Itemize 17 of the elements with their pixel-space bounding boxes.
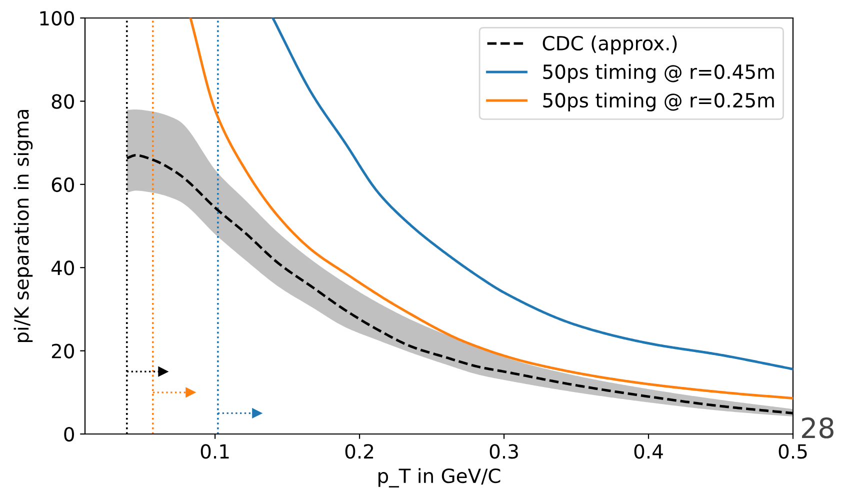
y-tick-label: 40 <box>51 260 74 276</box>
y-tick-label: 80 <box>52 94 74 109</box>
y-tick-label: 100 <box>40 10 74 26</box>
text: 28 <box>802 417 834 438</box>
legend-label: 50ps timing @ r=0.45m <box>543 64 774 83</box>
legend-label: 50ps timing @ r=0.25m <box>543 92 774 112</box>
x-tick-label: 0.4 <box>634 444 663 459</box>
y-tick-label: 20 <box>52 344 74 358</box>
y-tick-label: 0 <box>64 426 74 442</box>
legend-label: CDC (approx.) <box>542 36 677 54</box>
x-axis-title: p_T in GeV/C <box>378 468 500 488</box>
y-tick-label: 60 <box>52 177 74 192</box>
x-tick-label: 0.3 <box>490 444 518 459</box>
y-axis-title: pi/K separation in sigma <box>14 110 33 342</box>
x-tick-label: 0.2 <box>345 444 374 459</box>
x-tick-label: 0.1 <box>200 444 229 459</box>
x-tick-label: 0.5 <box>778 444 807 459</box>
━━━━
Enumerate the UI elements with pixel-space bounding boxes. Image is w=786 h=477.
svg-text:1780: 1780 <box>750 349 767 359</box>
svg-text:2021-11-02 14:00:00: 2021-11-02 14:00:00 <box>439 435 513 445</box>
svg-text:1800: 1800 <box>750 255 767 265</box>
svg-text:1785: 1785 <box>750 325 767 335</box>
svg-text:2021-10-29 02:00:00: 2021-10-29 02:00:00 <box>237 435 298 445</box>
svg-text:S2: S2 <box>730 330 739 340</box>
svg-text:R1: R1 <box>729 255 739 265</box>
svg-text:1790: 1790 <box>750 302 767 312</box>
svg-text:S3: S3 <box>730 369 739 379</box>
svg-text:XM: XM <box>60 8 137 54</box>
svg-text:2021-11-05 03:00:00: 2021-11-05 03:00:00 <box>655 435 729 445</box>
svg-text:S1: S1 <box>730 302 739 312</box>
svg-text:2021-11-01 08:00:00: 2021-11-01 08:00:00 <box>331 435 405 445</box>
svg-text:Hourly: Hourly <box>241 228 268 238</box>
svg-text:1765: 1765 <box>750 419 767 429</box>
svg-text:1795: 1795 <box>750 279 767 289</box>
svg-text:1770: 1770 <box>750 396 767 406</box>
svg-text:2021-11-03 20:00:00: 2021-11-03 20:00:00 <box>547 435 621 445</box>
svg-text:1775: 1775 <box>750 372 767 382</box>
━━━━
TASK INSTRUCTIONS - Copy out, word for word, every row from the one containing "y-tick-label: 40 <box>51 260 74 276</box>" down to the one containing "y-tick-label: 60 <box>52 177 74 192</box>", including both.

SOLUTION TO THE EXERCISE -
y-tick-label: 40 <box>51 260 74 276</box>
y-tick-label: 80 <box>52 94 74 109</box>
y-tick-label: 100 <box>40 10 74 26</box>
text: 28 <box>802 417 834 438</box>
legend-label: 50ps timing @ r=0.45m <box>543 64 774 83</box>
legend-label: 50ps timing @ r=0.25m <box>543 92 774 112</box>
x-tick-label: 0.4 <box>634 444 663 459</box>
y-tick-label: 20 <box>52 344 74 358</box>
y-tick-label: 0 <box>64 426 74 442</box>
legend-label: CDC (approx.) <box>542 36 677 54</box>
x-axis-title: p_T in GeV/C <box>378 468 500 488</box>
y-tick-label: 60 <box>52 177 74 192</box>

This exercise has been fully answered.